INFORMATION GIVEN:
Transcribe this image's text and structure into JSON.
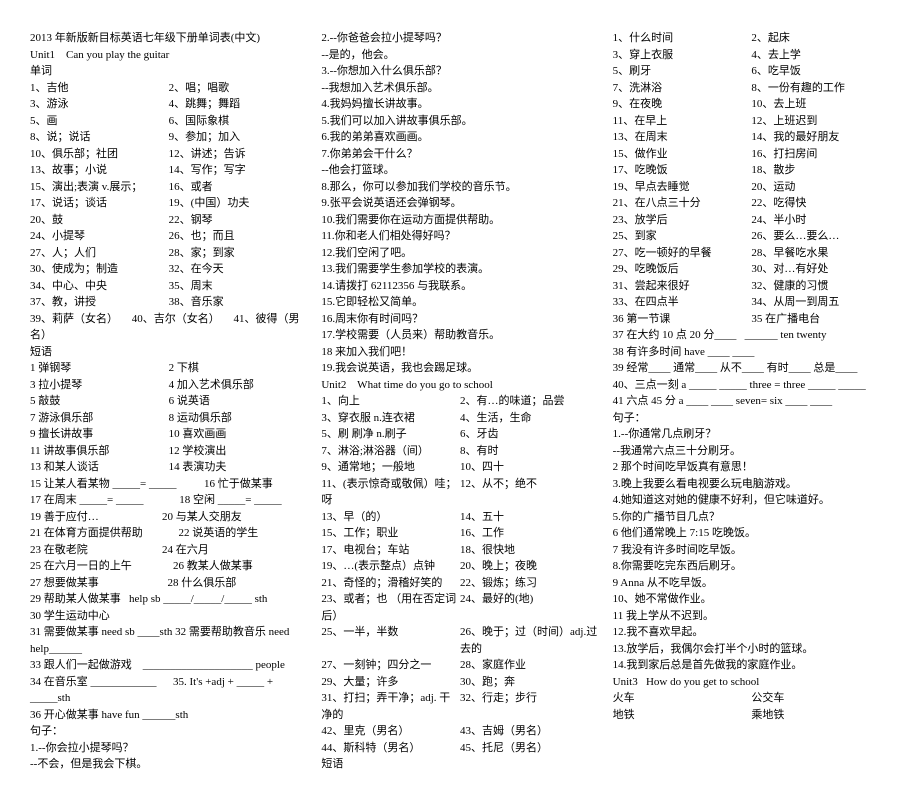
{
  "col1": {
    "title": "2013 年新版新目标英语七年级下册单词表(中文)",
    "unit": "Unit1    Can you play the guitar",
    "section1": "单词",
    "pairs": [
      [
        "1、吉他",
        "2、唱；唱歌"
      ],
      [
        "3、游泳",
        "4、跳舞；舞蹈"
      ],
      [
        "5、画",
        "6、国际象棋"
      ],
      [
        "8、说；说话",
        "9、参加；加入"
      ],
      [
        "10、俱乐部；社团",
        "12、讲述；告诉"
      ],
      [
        "13、故事；小说",
        "14、写作；写字"
      ],
      [
        "15、演出;表演  v.展示；",
        "16、或者"
      ],
      [
        "17、说话；谈话",
        "19、(中国）功夫"
      ],
      [
        "20、鼓",
        "22、钢琴"
      ],
      [
        "24、小提琴",
        "26、也；而且"
      ],
      [
        "27、人；人们",
        "28、家；到家"
      ],
      [
        "30、使成为；制造",
        "32、在今天"
      ],
      [
        "34、中心、中央",
        "35、周末"
      ],
      [
        "37、教，讲授",
        "38、音乐家"
      ]
    ],
    "line_names": "39、莉萨（女名）     40、吉尔（女名）     41、彼得（男名）",
    "section2": "短语",
    "phrase_pairs": [
      [
        "1 弹钢琴",
        "2 下棋"
      ],
      [
        "3 拉小提琴",
        "4 加入艺术俱乐部"
      ],
      [
        "5 敲鼓",
        "6 说英语"
      ],
      [
        "7 游泳俱乐部",
        "8 运动俱乐部"
      ],
      [
        "9 擅长讲故事",
        "10 喜欢画画"
      ],
      [
        "11 讲故事俱乐部",
        "12 学校演出"
      ],
      [
        "13 和某人谈话",
        "14 表演功夫"
      ]
    ],
    "more_lines": [
      "15 让某人看某物 _____= _____          16 忙于做某事",
      "17 在周末 _____= _____             18 空闲 _____= _____",
      "19 善于应付…                       20 与某人交朋友",
      "21 在体育方面提供帮助             22 说英语的学生",
      "23 在敬老院                           24 在六月",
      "25 在六月一日的上午               26 教某人做某事",
      "27 想要做某事                         28 什么俱乐部",
      "29 帮助某人做某事   help sb _____/_____/_____ sth",
      "30 学生运动中心",
      "31 需要做某事 need sb ____sth 32 需要帮助教音乐 need help______",
      "33 跟人们一起做游戏    ____________________ people",
      "34 在音乐室 ____________      35. It's +adj + _____ + _____sth",
      "36 开心做某事 have fun ______sth",
      "句子：",
      "1.--你会拉小提琴吗？",
      "--不会，但是我会下棋。"
    ]
  },
  "col2": {
    "lines": [
      "2.--你爸爸会拉小提琴吗？",
      "--是的，他会。",
      "3.--你想加入什么俱乐部？",
      "--我想加入艺术俱乐部。",
      "4.我妈妈擅长讲故事。",
      "5.我们可以加入讲故事俱乐部。",
      "6.我的弟弟喜欢画画。",
      "7.你弟弟会干什么？",
      "--他会打篮球。",
      "8.那么，你可以参加我们学校的音乐节。",
      "9.张平会说英语还会弹钢琴。",
      "10.我们需要你在运动方面提供帮助。",
      "11.你和老人们相处得好吗？",
      "12.我们空闲了吧。",
      "13.我们需要学生参加学校的表演。",
      "14.请拨打 62112356 与我联系。",
      "15.它即轻松又简单。",
      "16.周末你有时间吗？",
      "17.学校需要（人员来）帮助教音乐。",
      "18 来加入我们吧！",
      "19.我会说英语，我也会踢足球。",
      "",
      "Unit2    What time do you go to school"
    ],
    "pairs": [
      [
        "1、向上",
        "2、有…的味道；品尝"
      ],
      [
        "3、穿衣服  n.连衣裙",
        "4、生活，生命"
      ],
      [
        "5、刷 刷净  n.刷子",
        "6、牙齿"
      ],
      [
        "7、淋浴;淋浴器（间）",
        "8、有时"
      ],
      [
        "9、通常地；一般地",
        "10、四十"
      ],
      [
        "11、(表示惊奇或敬佩）哇；呀",
        "12、从不；绝不"
      ],
      [
        "13、早（的）",
        "14、五十"
      ],
      [
        "15、工作；职业",
        "16、工作"
      ],
      [
        "17、电视台；车站",
        "18、很快地"
      ],
      [
        "19、…(表示整点）点钟",
        "20、晚上；夜晚"
      ],
      [
        "21、奇怪的；滑稽好笑的",
        "22、锻炼；练习"
      ],
      [
        "23、或者；也 （用在否定词后）",
        "24、最好的(地)"
      ],
      [
        "25、一半，半数",
        "26、晚于；过（时间）adj.过去的"
      ],
      [
        "27、一刻钟；四分之一",
        "28、家庭作业"
      ],
      [
        "29、大量；许多",
        "30、跑；奔"
      ],
      [
        "31、打扫；弄干净；adj. 干净的",
        "32、行走；步行"
      ],
      [
        "42、里克（男名）",
        "43、吉姆（男名）"
      ],
      [
        "44、斯科特（男名）",
        "45、托尼（男名）"
      ]
    ],
    "footer": "短语"
  },
  "col3": {
    "pairs": [
      [
        "1、什么时间",
        "2、起床"
      ],
      [
        "3、穿上衣服",
        "4、去上学"
      ],
      [
        "5、刷牙",
        "6、吃早饭"
      ],
      [
        "7、洗淋浴",
        "8、一份有趣的工作"
      ],
      [
        "9、在夜晚",
        "10、去上班"
      ],
      [
        "11、在早上",
        "12、上班迟到"
      ],
      [
        "13、在周末",
        "14、我的最好朋友"
      ],
      [
        "15、做作业",
        "16、打扫房间"
      ],
      [
        "17、吃晚饭",
        "18、散步"
      ],
      [
        "19、早点去睡觉",
        "20、运动"
      ],
      [
        "21、在八点三十分",
        "22、吃得快"
      ],
      [
        "23、放学后",
        "24、半小时"
      ],
      [
        "25、到家",
        "26、要么…要么…"
      ],
      [
        "27、吃一顿好的早餐",
        "28、早餐吃水果"
      ],
      [
        "29、吃晚饭后",
        "30、对…有好处"
      ],
      [
        "31、尝起来很好",
        "32、健康的习惯"
      ],
      [
        "33、在四点半",
        "34、从周一到周五"
      ],
      [
        "36 第一节课",
        "35 在广播电台"
      ]
    ],
    "more_lines": [
      "37 在大约 10 点 20 分____   ______ ten twenty",
      "38 有许多时间 have ____ ____",
      "39 经常____ 通常____ 从不____ 有时____ 总是____",
      "40、三点一刻 a _____ _____ three = three _____ _____",
      "41 六点 45 分 a ____ ____ seven= six ____ ____",
      "句子：",
      "1.--你通常几点刷牙？",
      "--我通常六点三十分刷牙。",
      "2 那个时间吃早饭真有意思！",
      "3.晚上我要么看电视要么玩电脑游戏。",
      "4.她知道这对她的健康不好利，但它味道好。",
      "5.你的广播节目几点？",
      "6 他们通常晚上 7:15 吃晚饭。",
      "7 我没有许多时间吃早饭。",
      "8.你需要吃完东西后刷牙。",
      "9 Anna 从不吃早饭。",
      "10、她不常做作业。",
      "11 我上学从不迟到。",
      "12.我不喜欢早起。",
      "13.放学后，我偶尔会打半个小时的篮球。",
      "14.我到家后总是首先做我的家庭作业。",
      "Unit3   How do you get to school"
    ],
    "end_pairs": [
      [
        "火车",
        "公交车"
      ],
      [
        "地铁",
        "乘地铁"
      ]
    ]
  }
}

EXERCISE PROMPT:
All of the data above should be quoted exactly, except for the pictures.

COMPLETE RESPONSE:
Transcribe this image's text and structure into JSON.
{
  "col1": {
    "title": "2013 年新版新目标英语七年级下册单词表(中文)",
    "unit": "Unit1    Can you play the guitar",
    "section1": "单词",
    "pairs": [
      [
        "1、吉他",
        "2、唱；唱歌"
      ],
      [
        "3、游泳",
        "4、跳舞；舞蹈"
      ],
      [
        "5、画",
        "6、国际象棋"
      ],
      [
        "8、说；说话",
        "9、参加；加入"
      ],
      [
        "10、俱乐部；社团",
        "12、讲述；告诉"
      ],
      [
        "13、故事；小说",
        "14、写作；写字"
      ],
      [
        "15、演出;表演  v.展示；",
        "16、或者"
      ],
      [
        "17、说话；谈话",
        "19、(中国）功夫"
      ],
      [
        "20、鼓",
        "22、钢琴"
      ],
      [
        "24、小提琴",
        "26、也；而且"
      ],
      [
        "27、人；人们",
        "28、家；到家"
      ],
      [
        "30、使成为；制造",
        "32、在今天"
      ],
      [
        "34、中心、中央",
        "35、周末"
      ],
      [
        "37、教，讲授",
        "38、音乐家"
      ]
    ],
    "line_names": "39、莉萨（女名）     40、吉尔（女名）     41、彼得（男名）",
    "section2": "短语",
    "phrase_pairs": [
      [
        "1 弹钢琴",
        "2 下棋"
      ],
      [
        "3 拉小提琴",
        "4 加入艺术俱乐部"
      ],
      [
        "5 敲鼓",
        "6 说英语"
      ],
      [
        "7 游泳俱乐部",
        "8 运动俱乐部"
      ],
      [
        "9 擅长讲故事",
        "10 喜欢画画"
      ],
      [
        "11 讲故事俱乐部",
        "12 学校演出"
      ],
      [
        "13 和某人谈话",
        "14 表演功夫"
      ]
    ],
    "more_lines": [
      "15 让某人看某物 _____= _____          16 忙于做某事",
      "17 在周末 _____= _____             18 空闲 _____= _____",
      "19 善于应付…                       20 与某人交朋友",
      "21 在体育方面提供帮助             22 说英语的学生",
      "23 在敬老院                           24 在六月",
      "25 在六月一日的上午               26 教某人做某事",
      "27 想要做某事                         28 什么俱乐部",
      "29 帮助某人做某事   help sb _____/_____/_____ sth",
      "30 学生运动中心",
      "31 需要做某事 need sb ____sth 32 需要帮助教音乐 need help______",
      "33 跟人们一起做游戏    ____________________ people",
      "34 在音乐室 ____________      35. It's +adj + _____ + _____sth",
      "36 开心做某事 have fun ______sth",
      "句子：",
      "1.--你会拉小提琴吗？",
      "--不会，但是我会下棋。"
    ]
  },
  "col2": {
    "lines": [
      "2.--你爸爸会拉小提琴吗？",
      "--是的，他会。",
      "3.--你想加入什么俱乐部？",
      "--我想加入艺术俱乐部。",
      "4.我妈妈擅长讲故事。",
      "5.我们可以加入讲故事俱乐部。",
      "6.我的弟弟喜欢画画。",
      "7.你弟弟会干什么？",
      "--他会打篮球。",
      "8.那么，你可以参加我们学校的音乐节。",
      "9.张平会说英语还会弹钢琴。",
      "10.我们需要你在运动方面提供帮助。",
      "11.你和老人们相处得好吗？",
      "12.我们空闲了吧。",
      "13.我们需要学生参加学校的表演。",
      "14.请拨打 62112356 与我联系。",
      "15.它即轻松又简单。",
      "16.周末你有时间吗？",
      "17.学校需要（人员来）帮助教音乐。",
      "18 来加入我们吧！",
      "19.我会说英语，我也会踢足球。",
      "",
      "Unit2    What time do you go to school"
    ],
    "pairs": [
      [
        "1、向上",
        "2、有…的味道；品尝"
      ],
      [
        "3、穿衣服  n.连衣裙",
        "4、生活，生命"
      ],
      [
        "5、刷 刷净  n.刷子",
        "6、牙齿"
      ],
      [
        "7、淋浴;淋浴器（间）",
        "8、有时"
      ],
      [
        "9、通常地；一般地",
        "10、四十"
      ],
      [
        "11、(表示惊奇或敬佩）哇；呀",
        "12、从不；绝不"
      ],
      [
        "13、早（的）",
        "14、五十"
      ],
      [
        "15、工作；职业",
        "16、工作"
      ],
      [
        "17、电视台；车站",
        "18、很快地"
      ],
      [
        "19、…(表示整点）点钟",
        "20、晚上；夜晚"
      ],
      [
        "21、奇怪的；滑稽好笑的",
        "22、锻炼；练习"
      ],
      [
        "23、或者；也 （用在否定词后）",
        "24、最好的(地)"
      ],
      [
        "25、一半，半数",
        "26、晚于；过（时间）adj.过去的"
      ],
      [
        "27、一刻钟；四分之一",
        "28、家庭作业"
      ],
      [
        "29、大量；许多",
        "30、跑；奔"
      ],
      [
        "31、打扫；弄干净；adj. 干净的",
        "32、行走；步行"
      ],
      [
        "42、里克（男名）",
        "43、吉姆（男名）"
      ],
      [
        "44、斯科特（男名）",
        "45、托尼（男名）"
      ]
    ],
    "footer": "短语"
  },
  "col3": {
    "pairs": [
      [
        "1、什么时间",
        "2、起床"
      ],
      [
        "3、穿上衣服",
        "4、去上学"
      ],
      [
        "5、刷牙",
        "6、吃早饭"
      ],
      [
        "7、洗淋浴",
        "8、一份有趣的工作"
      ],
      [
        "9、在夜晚",
        "10、去上班"
      ],
      [
        "11、在早上",
        "12、上班迟到"
      ],
      [
        "13、在周末",
        "14、我的最好朋友"
      ],
      [
        "15、做作业",
        "16、打扫房间"
      ],
      [
        "17、吃晚饭",
        "18、散步"
      ],
      [
        "19、早点去睡觉",
        "20、运动"
      ],
      [
        "21、在八点三十分",
        "22、吃得快"
      ],
      [
        "23、放学后",
        "24、半小时"
      ],
      [
        "25、到家",
        "26、要么…要么…"
      ],
      [
        "27、吃一顿好的早餐",
        "28、早餐吃水果"
      ],
      [
        "29、吃晚饭后",
        "30、对…有好处"
      ],
      [
        "31、尝起来很好",
        "32、健康的习惯"
      ],
      [
        "33、在四点半",
        "34、从周一到周五"
      ],
      [
        "36 第一节课",
        "35 在广播电台"
      ]
    ],
    "more_lines": [
      "37 在大约 10 点 20 分____   ______ ten twenty",
      "38 有许多时间 have ____ ____",
      "39 经常____ 通常____ 从不____ 有时____ 总是____",
      "40、三点一刻 a _____ _____ three = three _____ _____",
      "41 六点 45 分 a ____ ____ seven= six ____ ____",
      "句子：",
      "1.--你通常几点刷牙？",
      "--我通常六点三十分刷牙。",
      "2 那个时间吃早饭真有意思！",
      "3.晚上我要么看电视要么玩电脑游戏。",
      "4.她知道这对她的健康不好利，但它味道好。",
      "5.你的广播节目几点？",
      "6 他们通常晚上 7:15 吃晚饭。",
      "7 我没有许多时间吃早饭。",
      "8.你需要吃完东西后刷牙。",
      "9 Anna 从不吃早饭。",
      "10、她不常做作业。",
      "11 我上学从不迟到。",
      "12.我不喜欢早起。",
      "13.放学后，我偶尔会打半个小时的篮球。",
      "14.我到家后总是首先做我的家庭作业。",
      "Unit3   How do you get to school"
    ],
    "end_pairs": [
      [
        "火车",
        "公交车"
      ],
      [
        "地铁",
        "乘地铁"
      ]
    ]
  }
}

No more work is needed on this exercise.